| GOAL OF THE EXERCISE |
Your task is to locate every line holding the string "대해서만" and to copy each of them.

-------- RECORDS FOR THE TASK --------

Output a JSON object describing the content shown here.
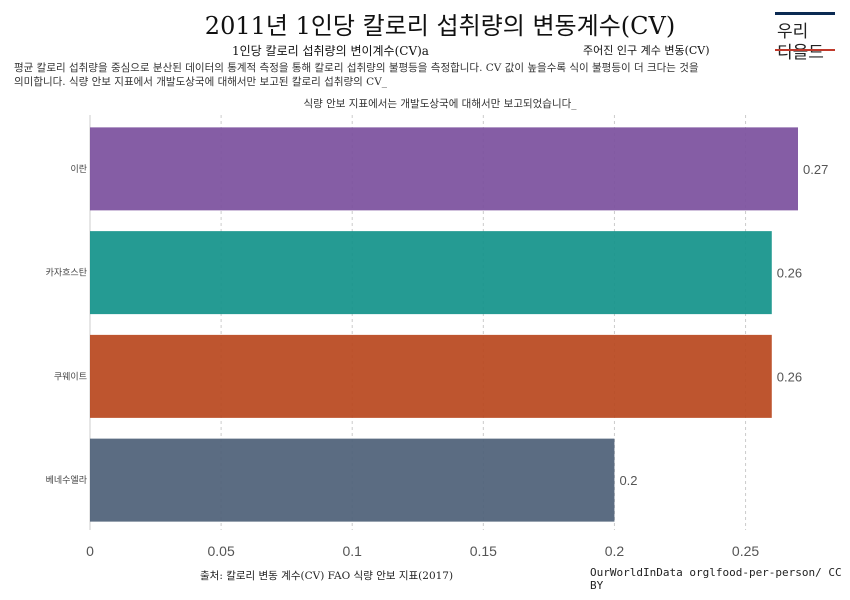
{
  "header": {
    "title": "2011년 1인당 칼로리 섭취량의 변동계수(CV)",
    "subtitle_left": "1인당 칼로리 섭취량의 변이계수(CV)a",
    "subtitle_right": "주어진 인구 계수 변동(CV)",
    "description": "평균 칼로리 섭취량을 중심으로 분산된 데이터의 통계적 측정을 통해 칼로리 섭취량의 불평등을 측정합니다. CV 값이 높을수록 식이 불평등이 더 크다는 것을 의미합니다. 식량 안보 지표에서 개발도상국에 대해서만 보고된 칼로리 섭취량의 CV_",
    "note": "식량 안보 지표에서는 개발도상국에 대해서만 보고되었습니다_"
  },
  "logo": {
    "line1": "우리",
    "line2": "디올드"
  },
  "footer": {
    "source_left": "출처: 칼로리 변동 계수(CV) FAO 식량 안보 지표(2017)",
    "source_right": "OurWorldInData orglfood-per-person/ CC BY"
  },
  "colors": {
    "grid": "#cccccc",
    "axis_text": "#555555",
    "label_text": "#444444"
  },
  "chart_data": {
    "type": "bar",
    "orientation": "horizontal",
    "categories": [
      "이란",
      "카자흐스탄",
      "쿠웨이트",
      "베네수엘라"
    ],
    "values": [
      0.27,
      0.26,
      0.26,
      0.2
    ],
    "value_labels": [
      "0.27",
      "0.26",
      "0.26",
      "0.2"
    ],
    "colors": [
      "#7b4f9d",
      "#12928a",
      "#b8461d",
      "#4d5f77"
    ],
    "xlim": [
      0,
      0.27
    ],
    "xticks": [
      0,
      0.05,
      0.1,
      0.15,
      0.2,
      0.25
    ],
    "xtick_labels": [
      "0",
      "0.05",
      "0.1",
      "0.15",
      "0.2",
      "0.25"
    ],
    "grid": true
  }
}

--------

| SOLUTION TO THE EXERCISE |
    "description": "평균 칼로리 섭취량을 중심으로 분산된 데이터의 통계적 측정을 통해 칼로리 섭취량의 불평등을 측정합니다. CV 값이 높을수록 식이 불평등이 더 크다는 것을 의미합니다. 식량 안보 지표에서 개발도상국에 대해서만 보고된 칼로리 섭취량의 CV_",
    "note": "식량 안보 지표에서는 개발도상국에 대해서만 보고되었습니다_"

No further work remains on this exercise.